**Directive:** From the entries that follow, list every line in which the string "已知函数" appears.

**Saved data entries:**

______________________________

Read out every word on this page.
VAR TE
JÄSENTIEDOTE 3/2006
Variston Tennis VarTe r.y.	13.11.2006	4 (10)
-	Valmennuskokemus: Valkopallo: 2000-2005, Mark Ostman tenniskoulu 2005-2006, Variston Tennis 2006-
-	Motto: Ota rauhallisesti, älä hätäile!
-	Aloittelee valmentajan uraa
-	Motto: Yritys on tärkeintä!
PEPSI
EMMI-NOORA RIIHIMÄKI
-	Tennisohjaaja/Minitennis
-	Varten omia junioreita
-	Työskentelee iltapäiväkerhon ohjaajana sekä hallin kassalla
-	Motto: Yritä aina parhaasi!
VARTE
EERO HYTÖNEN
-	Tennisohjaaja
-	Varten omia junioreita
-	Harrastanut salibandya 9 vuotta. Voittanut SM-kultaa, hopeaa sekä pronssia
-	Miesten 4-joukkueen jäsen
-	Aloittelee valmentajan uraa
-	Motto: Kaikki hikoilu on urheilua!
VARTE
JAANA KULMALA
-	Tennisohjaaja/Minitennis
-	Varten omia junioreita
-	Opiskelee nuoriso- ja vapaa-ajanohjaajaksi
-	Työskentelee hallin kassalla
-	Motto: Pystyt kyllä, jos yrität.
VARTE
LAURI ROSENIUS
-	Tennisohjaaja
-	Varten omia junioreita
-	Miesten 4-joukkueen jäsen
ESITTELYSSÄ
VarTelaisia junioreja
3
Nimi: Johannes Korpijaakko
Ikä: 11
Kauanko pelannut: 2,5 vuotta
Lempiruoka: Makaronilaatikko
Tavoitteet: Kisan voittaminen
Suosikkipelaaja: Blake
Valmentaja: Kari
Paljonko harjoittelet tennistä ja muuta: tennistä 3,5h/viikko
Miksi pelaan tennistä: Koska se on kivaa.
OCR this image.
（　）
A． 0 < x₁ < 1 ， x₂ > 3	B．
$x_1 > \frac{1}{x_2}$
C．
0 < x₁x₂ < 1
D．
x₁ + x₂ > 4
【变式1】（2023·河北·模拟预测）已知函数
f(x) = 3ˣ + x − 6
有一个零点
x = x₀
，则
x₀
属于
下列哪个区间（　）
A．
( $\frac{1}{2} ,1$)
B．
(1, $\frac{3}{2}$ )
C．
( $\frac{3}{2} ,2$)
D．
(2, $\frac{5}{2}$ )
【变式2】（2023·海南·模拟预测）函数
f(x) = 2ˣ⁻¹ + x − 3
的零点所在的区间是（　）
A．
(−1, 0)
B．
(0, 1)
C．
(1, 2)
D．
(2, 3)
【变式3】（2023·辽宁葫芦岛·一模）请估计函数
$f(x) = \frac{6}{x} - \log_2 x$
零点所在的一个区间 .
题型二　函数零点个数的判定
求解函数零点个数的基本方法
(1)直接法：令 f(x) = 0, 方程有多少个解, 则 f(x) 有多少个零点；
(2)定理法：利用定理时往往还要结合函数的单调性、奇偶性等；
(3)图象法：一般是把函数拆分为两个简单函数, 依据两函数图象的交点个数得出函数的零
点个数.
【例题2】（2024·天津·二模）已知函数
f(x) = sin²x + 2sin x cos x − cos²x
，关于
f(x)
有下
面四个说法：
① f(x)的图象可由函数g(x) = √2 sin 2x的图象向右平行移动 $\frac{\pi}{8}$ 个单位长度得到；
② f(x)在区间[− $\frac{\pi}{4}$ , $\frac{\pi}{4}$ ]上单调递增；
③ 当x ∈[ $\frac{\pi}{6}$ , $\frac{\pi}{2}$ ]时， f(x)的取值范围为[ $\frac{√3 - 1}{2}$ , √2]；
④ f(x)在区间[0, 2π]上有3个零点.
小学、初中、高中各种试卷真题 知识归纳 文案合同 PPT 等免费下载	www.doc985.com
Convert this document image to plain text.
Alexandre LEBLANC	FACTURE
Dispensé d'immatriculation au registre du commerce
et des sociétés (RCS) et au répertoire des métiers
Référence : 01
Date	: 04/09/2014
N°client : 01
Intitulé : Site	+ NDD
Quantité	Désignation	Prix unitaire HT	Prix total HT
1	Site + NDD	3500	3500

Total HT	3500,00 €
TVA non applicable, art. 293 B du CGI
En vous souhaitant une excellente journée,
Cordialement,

______________________________

**Finished answer:**
【变式1】（2023·河北·模拟预测）已知函数
【例题2】（2024·天津·二模）已知函数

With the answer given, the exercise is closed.